┌─ STORED ROWS

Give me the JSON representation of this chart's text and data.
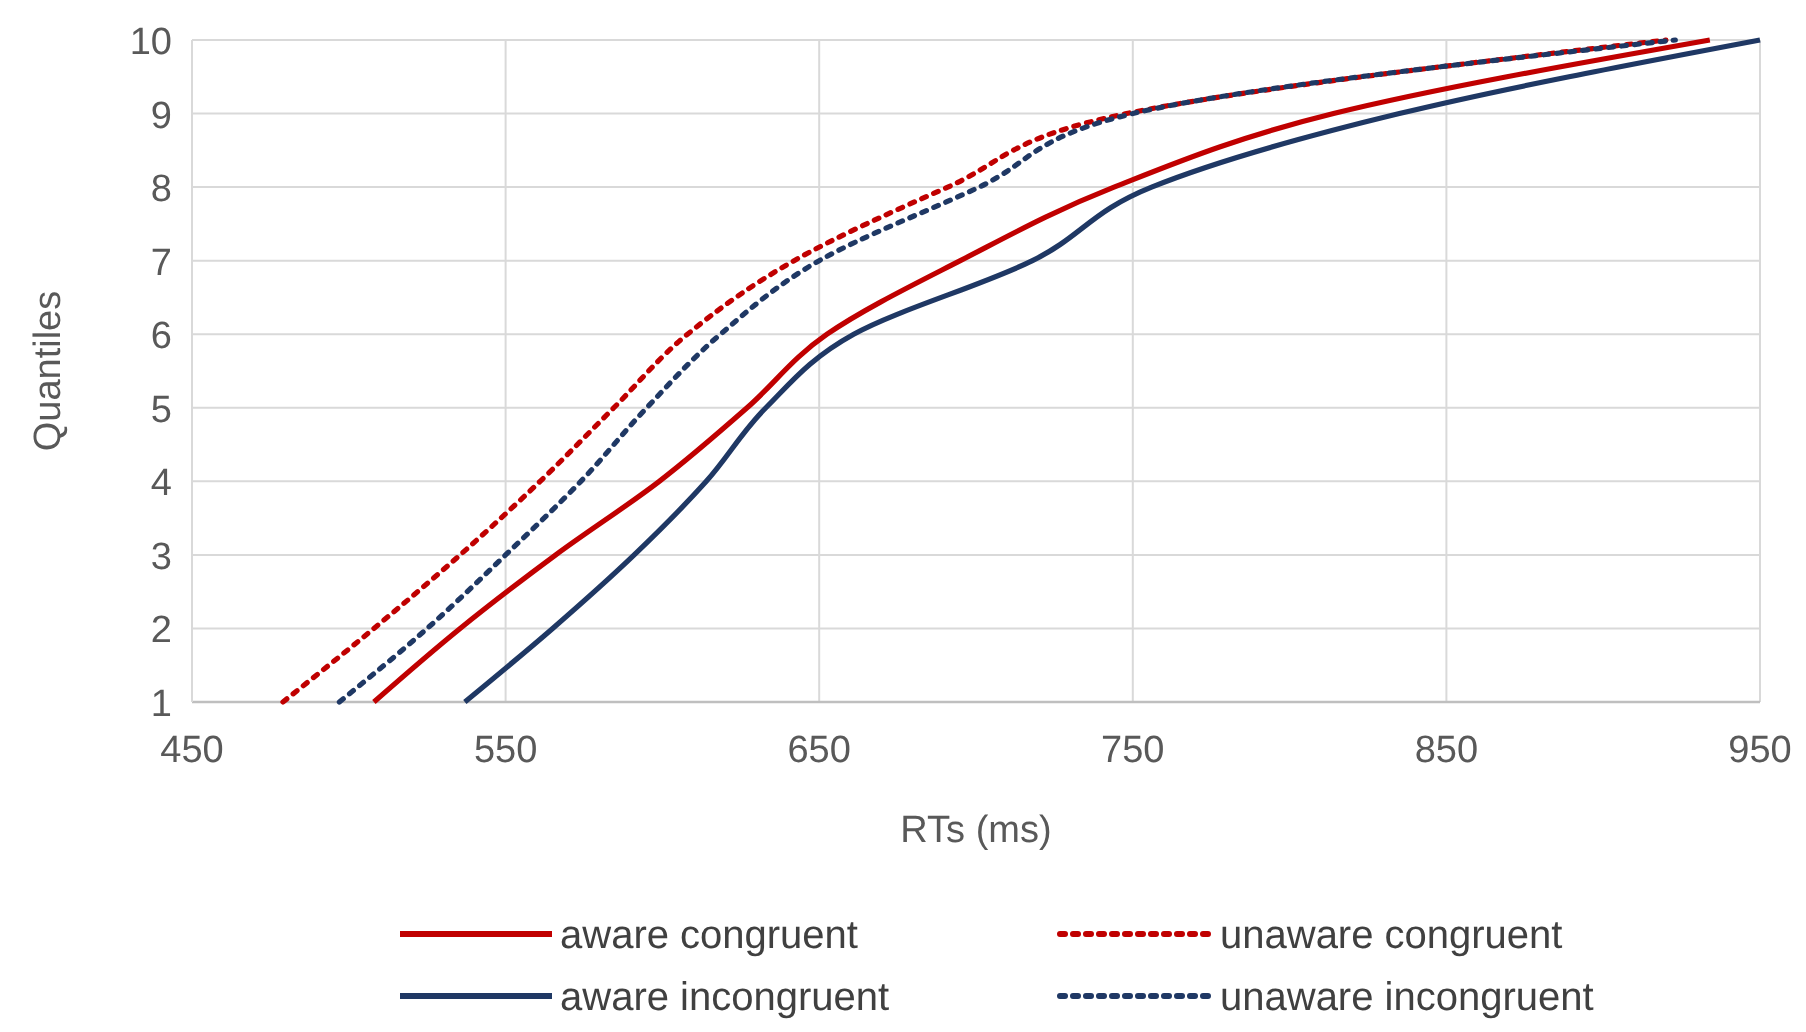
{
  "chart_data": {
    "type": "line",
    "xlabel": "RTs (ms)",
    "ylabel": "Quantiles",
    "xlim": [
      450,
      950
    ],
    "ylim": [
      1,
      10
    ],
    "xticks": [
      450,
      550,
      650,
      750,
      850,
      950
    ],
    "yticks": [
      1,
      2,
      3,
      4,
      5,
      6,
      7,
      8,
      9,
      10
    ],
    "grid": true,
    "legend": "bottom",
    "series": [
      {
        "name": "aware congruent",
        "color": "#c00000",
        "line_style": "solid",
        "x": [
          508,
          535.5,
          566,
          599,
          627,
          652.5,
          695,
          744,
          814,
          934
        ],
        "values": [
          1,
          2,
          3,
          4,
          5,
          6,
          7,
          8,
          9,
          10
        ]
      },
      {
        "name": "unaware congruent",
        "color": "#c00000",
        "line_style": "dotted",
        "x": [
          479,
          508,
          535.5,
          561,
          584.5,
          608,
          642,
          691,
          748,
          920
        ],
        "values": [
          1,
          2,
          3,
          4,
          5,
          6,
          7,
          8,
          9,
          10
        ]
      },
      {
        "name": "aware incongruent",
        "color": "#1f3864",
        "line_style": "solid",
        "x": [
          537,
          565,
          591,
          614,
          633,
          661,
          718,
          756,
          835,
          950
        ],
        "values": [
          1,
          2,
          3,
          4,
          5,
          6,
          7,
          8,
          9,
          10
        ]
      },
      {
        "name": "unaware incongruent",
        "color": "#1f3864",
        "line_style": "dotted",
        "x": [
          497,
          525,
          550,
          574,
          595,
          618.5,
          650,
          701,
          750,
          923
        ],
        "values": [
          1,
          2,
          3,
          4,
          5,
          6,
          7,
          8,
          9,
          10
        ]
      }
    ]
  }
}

└─
┌─ STORED ROWS

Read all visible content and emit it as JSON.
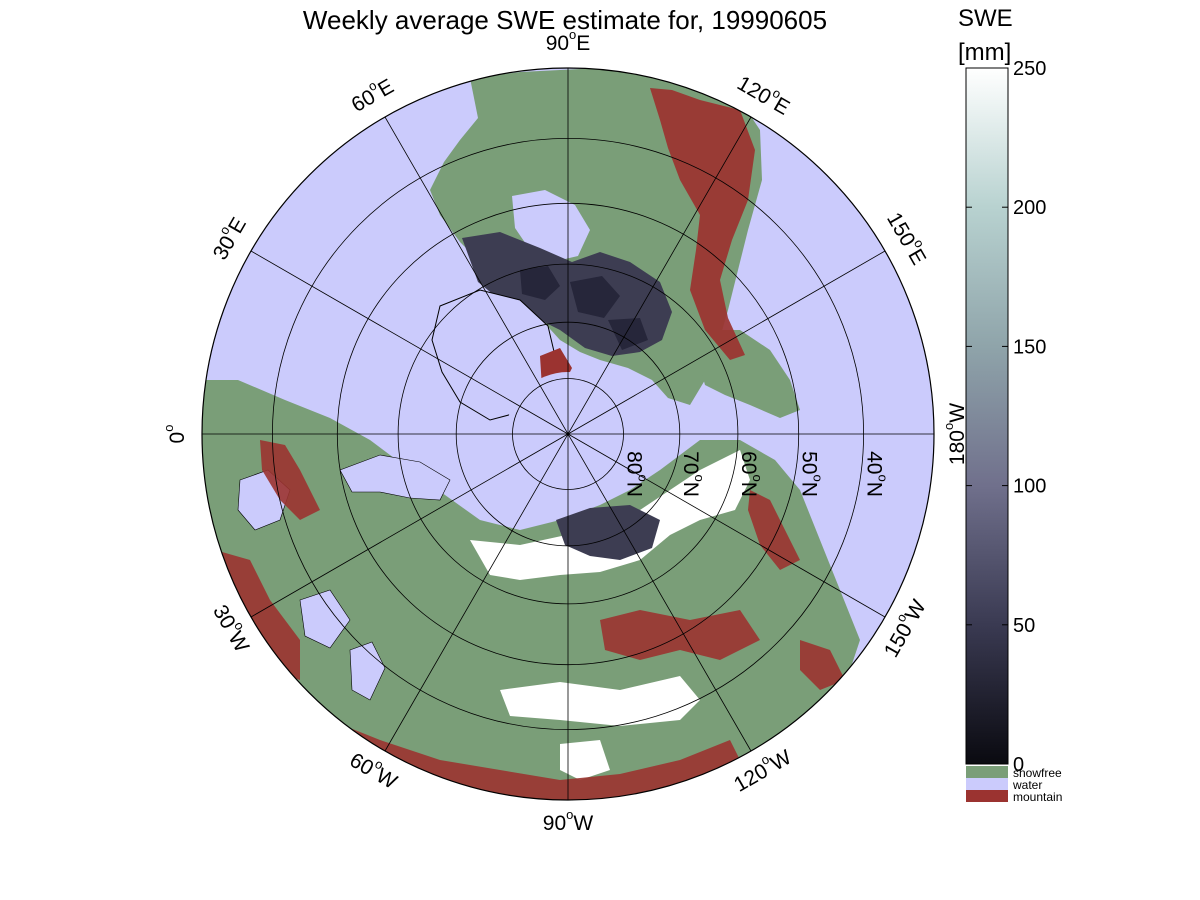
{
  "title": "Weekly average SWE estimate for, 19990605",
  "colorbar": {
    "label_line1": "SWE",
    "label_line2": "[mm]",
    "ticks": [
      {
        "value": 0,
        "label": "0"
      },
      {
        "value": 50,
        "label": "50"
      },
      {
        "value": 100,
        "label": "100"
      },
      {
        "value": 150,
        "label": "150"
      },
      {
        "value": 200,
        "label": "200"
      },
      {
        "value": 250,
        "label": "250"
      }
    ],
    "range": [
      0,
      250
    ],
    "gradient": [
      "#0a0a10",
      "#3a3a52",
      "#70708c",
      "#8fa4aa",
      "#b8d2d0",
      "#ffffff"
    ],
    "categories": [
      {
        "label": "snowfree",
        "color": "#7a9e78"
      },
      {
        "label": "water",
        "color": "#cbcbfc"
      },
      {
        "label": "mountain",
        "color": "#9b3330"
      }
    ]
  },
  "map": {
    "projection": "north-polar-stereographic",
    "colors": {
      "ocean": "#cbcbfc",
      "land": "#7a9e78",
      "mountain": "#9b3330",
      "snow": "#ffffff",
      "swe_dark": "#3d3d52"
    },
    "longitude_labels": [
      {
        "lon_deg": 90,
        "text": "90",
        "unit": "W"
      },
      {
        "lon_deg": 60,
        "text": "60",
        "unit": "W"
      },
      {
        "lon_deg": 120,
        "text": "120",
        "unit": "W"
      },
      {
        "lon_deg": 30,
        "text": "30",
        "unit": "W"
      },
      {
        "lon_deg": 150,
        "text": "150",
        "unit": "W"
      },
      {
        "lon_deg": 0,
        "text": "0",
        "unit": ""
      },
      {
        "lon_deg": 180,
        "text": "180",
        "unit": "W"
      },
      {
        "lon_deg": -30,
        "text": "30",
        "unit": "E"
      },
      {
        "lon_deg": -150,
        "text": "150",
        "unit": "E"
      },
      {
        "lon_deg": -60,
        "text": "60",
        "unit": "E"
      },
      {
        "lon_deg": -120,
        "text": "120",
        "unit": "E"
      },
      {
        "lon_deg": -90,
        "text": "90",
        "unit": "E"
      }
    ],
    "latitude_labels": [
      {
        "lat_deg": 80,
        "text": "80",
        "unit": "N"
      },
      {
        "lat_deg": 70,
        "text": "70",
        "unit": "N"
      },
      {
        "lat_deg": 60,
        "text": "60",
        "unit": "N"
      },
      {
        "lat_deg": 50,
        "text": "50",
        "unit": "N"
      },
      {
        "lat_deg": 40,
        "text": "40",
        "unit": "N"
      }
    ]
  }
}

└─

### YOUR GOAL
Copy every line in the entries above that has the string "JSON" in it.

### REPLY TO THE EXERCISE
Give me the JSON representation of this chart's text and data.
Read all visible content and emit it as JSON.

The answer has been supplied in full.